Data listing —
• • • • • • •

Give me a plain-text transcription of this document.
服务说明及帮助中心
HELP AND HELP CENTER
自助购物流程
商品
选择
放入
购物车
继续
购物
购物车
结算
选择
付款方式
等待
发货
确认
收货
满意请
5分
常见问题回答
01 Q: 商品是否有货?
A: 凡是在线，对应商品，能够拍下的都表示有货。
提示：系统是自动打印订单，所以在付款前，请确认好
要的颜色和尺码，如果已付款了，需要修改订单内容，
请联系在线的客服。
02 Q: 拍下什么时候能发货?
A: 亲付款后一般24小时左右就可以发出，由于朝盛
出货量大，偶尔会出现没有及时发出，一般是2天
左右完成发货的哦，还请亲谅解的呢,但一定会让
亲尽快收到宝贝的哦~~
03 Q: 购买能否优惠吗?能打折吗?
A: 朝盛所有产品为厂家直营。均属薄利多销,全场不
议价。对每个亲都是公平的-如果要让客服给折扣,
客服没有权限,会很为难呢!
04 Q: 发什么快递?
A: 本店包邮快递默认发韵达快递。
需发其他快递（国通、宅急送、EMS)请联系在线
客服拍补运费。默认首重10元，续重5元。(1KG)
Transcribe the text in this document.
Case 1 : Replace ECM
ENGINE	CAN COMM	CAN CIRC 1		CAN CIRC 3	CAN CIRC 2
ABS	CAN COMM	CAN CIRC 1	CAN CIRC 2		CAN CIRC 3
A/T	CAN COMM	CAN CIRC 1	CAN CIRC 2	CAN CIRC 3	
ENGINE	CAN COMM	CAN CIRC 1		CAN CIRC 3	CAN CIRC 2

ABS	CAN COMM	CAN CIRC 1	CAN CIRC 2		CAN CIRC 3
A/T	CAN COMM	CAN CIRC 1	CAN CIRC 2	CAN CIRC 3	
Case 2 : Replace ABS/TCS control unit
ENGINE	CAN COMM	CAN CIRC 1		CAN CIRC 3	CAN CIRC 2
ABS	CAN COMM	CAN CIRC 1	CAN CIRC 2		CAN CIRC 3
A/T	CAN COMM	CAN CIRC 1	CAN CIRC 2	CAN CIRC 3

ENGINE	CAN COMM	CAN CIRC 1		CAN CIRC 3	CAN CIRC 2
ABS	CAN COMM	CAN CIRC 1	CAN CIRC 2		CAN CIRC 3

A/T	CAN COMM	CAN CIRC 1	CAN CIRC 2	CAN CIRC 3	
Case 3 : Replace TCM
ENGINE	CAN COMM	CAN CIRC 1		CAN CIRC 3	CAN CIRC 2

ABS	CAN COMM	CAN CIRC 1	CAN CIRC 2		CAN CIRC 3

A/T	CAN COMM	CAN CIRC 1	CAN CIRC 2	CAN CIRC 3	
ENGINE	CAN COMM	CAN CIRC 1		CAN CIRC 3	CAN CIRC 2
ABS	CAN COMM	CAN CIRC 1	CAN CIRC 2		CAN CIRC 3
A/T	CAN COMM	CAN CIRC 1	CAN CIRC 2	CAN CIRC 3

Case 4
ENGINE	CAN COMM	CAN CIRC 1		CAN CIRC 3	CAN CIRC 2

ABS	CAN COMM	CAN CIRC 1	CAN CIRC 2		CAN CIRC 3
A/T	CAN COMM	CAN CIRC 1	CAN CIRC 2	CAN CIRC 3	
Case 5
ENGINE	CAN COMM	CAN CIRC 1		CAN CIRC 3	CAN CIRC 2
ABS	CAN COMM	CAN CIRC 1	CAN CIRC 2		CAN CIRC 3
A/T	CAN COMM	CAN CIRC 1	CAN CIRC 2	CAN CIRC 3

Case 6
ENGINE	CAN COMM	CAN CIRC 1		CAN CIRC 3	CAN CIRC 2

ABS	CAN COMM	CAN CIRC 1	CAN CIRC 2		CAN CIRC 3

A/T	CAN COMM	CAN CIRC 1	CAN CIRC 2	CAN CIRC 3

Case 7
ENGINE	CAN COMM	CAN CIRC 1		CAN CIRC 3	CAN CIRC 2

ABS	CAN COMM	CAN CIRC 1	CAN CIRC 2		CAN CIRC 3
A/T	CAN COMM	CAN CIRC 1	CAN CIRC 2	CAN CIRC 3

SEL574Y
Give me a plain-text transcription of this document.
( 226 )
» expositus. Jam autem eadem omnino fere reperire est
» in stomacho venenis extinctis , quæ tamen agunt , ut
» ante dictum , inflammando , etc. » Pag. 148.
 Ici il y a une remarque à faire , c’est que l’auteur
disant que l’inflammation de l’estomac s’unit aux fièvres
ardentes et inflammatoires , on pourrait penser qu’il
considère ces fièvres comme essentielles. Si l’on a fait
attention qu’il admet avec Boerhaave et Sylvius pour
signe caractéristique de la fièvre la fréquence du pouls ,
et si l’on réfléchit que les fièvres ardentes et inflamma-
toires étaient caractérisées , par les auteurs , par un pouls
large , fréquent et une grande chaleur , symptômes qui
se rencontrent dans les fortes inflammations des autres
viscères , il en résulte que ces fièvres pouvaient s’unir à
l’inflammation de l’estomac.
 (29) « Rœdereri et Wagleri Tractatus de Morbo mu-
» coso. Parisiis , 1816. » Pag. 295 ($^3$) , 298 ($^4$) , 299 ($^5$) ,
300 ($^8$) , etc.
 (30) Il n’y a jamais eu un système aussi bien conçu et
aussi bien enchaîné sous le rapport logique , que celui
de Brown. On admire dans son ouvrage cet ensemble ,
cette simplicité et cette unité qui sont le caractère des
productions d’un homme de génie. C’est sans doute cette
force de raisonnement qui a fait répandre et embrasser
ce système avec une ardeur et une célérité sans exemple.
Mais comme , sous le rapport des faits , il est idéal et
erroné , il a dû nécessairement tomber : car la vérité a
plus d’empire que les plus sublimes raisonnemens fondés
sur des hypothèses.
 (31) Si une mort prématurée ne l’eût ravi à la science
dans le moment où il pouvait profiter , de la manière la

• • • • • • •

EXERCISE BRIEF — Return the full listing, character for character.

OUTPUT OF THE TASK —
Give me a plain-text transcription of this document.
服务说明及帮助中心
HELP AND HELP CENTER
自助购物流程
商品
选择
放入
购物车
继续
购物
购物车
结算
选择
付款方式
等待
发货
确认
收货
满意请
5分
常见问题回答
01 Q: 商品是否有货?
A: 凡是在线，对应商品，能够拍下的都表示有货。
提示：系统是自动打印订单，所以在付款前，请确认好
要的颜色和尺码，如果已付款了，需要修改订单内容，
请联系在线的客服。
02 Q: 拍下什么时候能发货?
A: 亲付款后一般24小时左右就可以发出，由于朝盛
出货量大，偶尔会出现没有及时发出，一般是2天
左右完成发货的哦，还请亲谅解的呢,但一定会让
亲尽快收到宝贝的哦~~
03 Q: 购买能否优惠吗?能打折吗?
A: 朝盛所有产品为厂家直营。均属薄利多销,全场不
议价。对每个亲都是公平的-如果要让客服给折扣,
客服没有权限,会很为难呢!
04 Q: 发什么快递?
A: 本店包邮快递默认发韵达快递。
需发其他快递（国通、宅急送、EMS)请联系在线
客服拍补运费。默认首重10元，续重5元。(1KG)
Transcribe the text in this document.
Case 1 : Replace ECM
ENGINE	CAN COMM	CAN CIRC 1		CAN CIRC 3	CAN CIRC 2
ABS	CAN COMM	CAN CIRC 1	CAN CIRC 2		CAN CIRC 3
A/T	CAN COMM	CAN CIRC 1	CAN CIRC 2	CAN CIRC 3	
ENGINE	CAN COMM	CAN CIRC 1		CAN CIRC 3	CAN CIRC 2

ABS	CAN COMM	CAN CIRC 1	CAN CIRC 2		CAN CIRC 3
A/T	CAN COMM	CAN CIRC 1	CAN CIRC 2	CAN CIRC 3	
Case 2 : Replace ABS/TCS control unit
ENGINE	CAN COMM	CAN CIRC 1		CAN CIRC 3	CAN CIRC 2
ABS	CAN COMM	CAN CIRC 1	CAN CIRC 2		CAN CIRC 3
A/T	CAN COMM	CAN CIRC 1	CAN CIRC 2	CAN CIRC 3

ENGINE	CAN COMM	CAN CIRC 1		CAN CIRC 3	CAN CIRC 2
ABS	CAN COMM	CAN CIRC 1	CAN CIRC 2		CAN CIRC 3

A/T	CAN COMM	CAN CIRC 1	CAN CIRC 2	CAN CIRC 3	
Case 3 : Replace TCM
ENGINE	CAN COMM	CAN CIRC 1		CAN CIRC 3	CAN CIRC 2

ABS	CAN COMM	CAN CIRC 1	CAN CIRC 2		CAN CIRC 3

A/T	CAN COMM	CAN CIRC 1	CAN CIRC 2	CAN CIRC 3	
ENGINE	CAN COMM	CAN CIRC 1		CAN CIRC 3	CAN CIRC 2
ABS	CAN COMM	CAN CIRC 1	CAN CIRC 2		CAN CIRC 3
A/T	CAN COMM	CAN CIRC 1	CAN CIRC 2	CAN CIRC 3

Case 4
ENGINE	CAN COMM	CAN CIRC 1		CAN CIRC 3	CAN CIRC 2

ABS	CAN COMM	CAN CIRC 1	CAN CIRC 2		CAN CIRC 3
A/T	CAN COMM	CAN CIRC 1	CAN CIRC 2	CAN CIRC 3	
Case 5
ENGINE	CAN COMM	CAN CIRC 1		CAN CIRC 3	CAN CIRC 2
ABS	CAN COMM	CAN CIRC 1	CAN CIRC 2		CAN CIRC 3
A/T	CAN COMM	CAN CIRC 1	CAN CIRC 2	CAN CIRC 3

Case 6
ENGINE	CAN COMM	CAN CIRC 1		CAN CIRC 3	CAN CIRC 2

ABS	CAN COMM	CAN CIRC 1	CAN CIRC 2		CAN CIRC 3

A/T	CAN COMM	CAN CIRC 1	CAN CIRC 2	CAN CIRC 3

Case 7
ENGINE	CAN COMM	CAN CIRC 1		CAN CIRC 3	CAN CIRC 2

ABS	CAN COMM	CAN CIRC 1	CAN CIRC 2		CAN CIRC 3
A/T	CAN COMM	CAN CIRC 1	CAN CIRC 2	CAN CIRC 3

SEL574Y
Give me a plain-text transcription of this document.
( 226 )
» expositus. Jam autem eadem omnino fere reperire est
» in stomacho venenis extinctis , quæ tamen agunt , ut
» ante dictum , inflammando , etc. » Pag. 148.
 Ici il y a une remarque à faire , c’est que l’auteur
disant que l’inflammation de l’estomac s’unit aux fièvres
ardentes et inflammatoires , on pourrait penser qu’il
considère ces fièvres comme essentielles. Si l’on a fait
attention qu’il admet avec Boerhaave et Sylvius pour
signe caractéristique de la fièvre la fréquence du pouls ,
et si l’on réfléchit que les fièvres ardentes et inflamma-
toires étaient caractérisées , par les auteurs , par un pouls
large , fréquent et une grande chaleur , symptômes qui
se rencontrent dans les fortes inflammations des autres
viscères , il en résulte que ces fièvres pouvaient s’unir à
l’inflammation de l’estomac.
 (29) « Rœdereri et Wagleri Tractatus de Morbo mu-
» coso. Parisiis , 1816. » Pag. 295 ($^3$) , 298 ($^4$) , 299 ($^5$) ,
300 ($^8$) , etc.
 (30) Il n’y a jamais eu un système aussi bien conçu et
aussi bien enchaîné sous le rapport logique , que celui
de Brown. On admire dans son ouvrage cet ensemble ,
cette simplicité et cette unité qui sont le caractère des
productions d’un homme de génie. C’est sans doute cette
force de raisonnement qui a fait répandre et embrasser
ce système avec une ardeur et une célérité sans exemple.
Mais comme , sous le rapport des faits , il est idéal et
erroné , il a dû nécessairement tomber : car la vérité a
plus d’empire que les plus sublimes raisonnemens fondés
sur des hypothèses.
 (31) Si une mort prématurée ne l’eût ravi à la science
dans le moment où il pouvait profiter , de la manière la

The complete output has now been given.